## TEXTO PROPORCIONADO
□ □ □ □
Guillermo Almeyra
ƑMerco y sur?

El presidente Carlos Menem es un personaje histórico, en el sentido en que su reinado republicano está marcado por un reguero de historias. Su actuación política se parece a los manejos de una cabra en una cristalería y él, sus ministros no se caracterizan, precisamente, ni por su pudor ni por su visión de futuro. Aún se recuerda, por ejemplo, un ministro del Interior especializado en el table dance, pero de él y semidesnudo, y que se hizo operar las nalgas abundantes y colgantes, o un zar de la Economía que terminó proponiendo un examen que verificase el estado de los tabiques nasales de todo el gabinete ministerial, y aún ocupa su puesto un ministro de Relaciones Exteriores según el cual con Estados Unidos existe una "relación carnal", incorporando así al país al nutrido harén del Tío Sam.

El propio presidente ofrece generosamente soldados argentinos para cada misión bélica de Washington y ha convertido al país en el más fiel aliado "extra OTAN" de Estados Unidos (algo así como los cipayos del Imperio inglés o Israel con respecto al Imperio clintoniano). Esta cuestión de la OTAN, precisamente, no sólo ha llevado a problemas con Chile sino que también es una de las bases del conflicto con Brasil, el otro país "grande" del Mercosur, que mal tolera las brutales declaraciones y otras torpezas diplomáticas del gobierno argentino y, menos aún, las medidas de retorsión económica adoptadas unilateralmente por Buenos Aires ante la devaluación del real brasileño.
□ □ □ □
## MATERIAL DE ORIGEN
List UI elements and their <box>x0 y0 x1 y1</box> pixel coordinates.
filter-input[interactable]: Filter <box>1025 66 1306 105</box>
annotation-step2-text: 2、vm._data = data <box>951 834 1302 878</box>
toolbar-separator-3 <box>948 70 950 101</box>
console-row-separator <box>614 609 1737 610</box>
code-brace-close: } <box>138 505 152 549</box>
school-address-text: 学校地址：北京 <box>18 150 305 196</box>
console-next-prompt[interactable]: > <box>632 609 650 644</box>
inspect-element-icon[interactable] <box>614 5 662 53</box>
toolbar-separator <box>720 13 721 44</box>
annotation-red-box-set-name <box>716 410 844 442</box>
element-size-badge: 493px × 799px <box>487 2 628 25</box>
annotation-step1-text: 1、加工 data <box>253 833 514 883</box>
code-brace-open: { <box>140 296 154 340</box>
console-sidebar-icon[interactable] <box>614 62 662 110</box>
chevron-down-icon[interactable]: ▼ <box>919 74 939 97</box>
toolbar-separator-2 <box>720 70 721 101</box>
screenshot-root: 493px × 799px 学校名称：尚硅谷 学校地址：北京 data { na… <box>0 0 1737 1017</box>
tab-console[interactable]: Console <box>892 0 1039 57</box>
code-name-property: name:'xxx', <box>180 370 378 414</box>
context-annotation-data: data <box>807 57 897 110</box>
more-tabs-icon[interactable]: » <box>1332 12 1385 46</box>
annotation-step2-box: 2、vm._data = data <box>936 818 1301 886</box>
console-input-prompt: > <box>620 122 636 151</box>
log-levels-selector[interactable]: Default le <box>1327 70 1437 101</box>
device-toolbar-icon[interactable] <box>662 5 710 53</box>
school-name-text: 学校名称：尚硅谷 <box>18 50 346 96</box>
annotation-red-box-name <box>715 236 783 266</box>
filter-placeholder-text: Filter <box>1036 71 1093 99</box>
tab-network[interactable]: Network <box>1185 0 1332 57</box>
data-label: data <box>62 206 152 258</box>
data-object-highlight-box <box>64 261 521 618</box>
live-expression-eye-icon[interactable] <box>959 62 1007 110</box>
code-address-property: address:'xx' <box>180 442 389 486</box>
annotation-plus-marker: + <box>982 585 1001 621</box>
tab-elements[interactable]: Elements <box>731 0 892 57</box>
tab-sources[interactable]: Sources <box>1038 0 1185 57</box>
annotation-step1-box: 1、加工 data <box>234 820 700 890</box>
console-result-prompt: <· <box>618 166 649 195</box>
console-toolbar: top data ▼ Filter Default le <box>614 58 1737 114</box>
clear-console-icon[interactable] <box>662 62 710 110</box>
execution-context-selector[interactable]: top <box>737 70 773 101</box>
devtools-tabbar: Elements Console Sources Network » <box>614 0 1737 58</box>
□ □ □ □
## QUÉ SE PIDE
En el texto sobre el gobierno de Carlos Menem, ¿qué medidas adoptó Buenos Aires ante la devaluación del real brasileño? Los registros constituyen un material independiente del texto.

## ESPACIO DE RESPUESTA
Medidas de retorsión económica, adoptadas unilateralmente.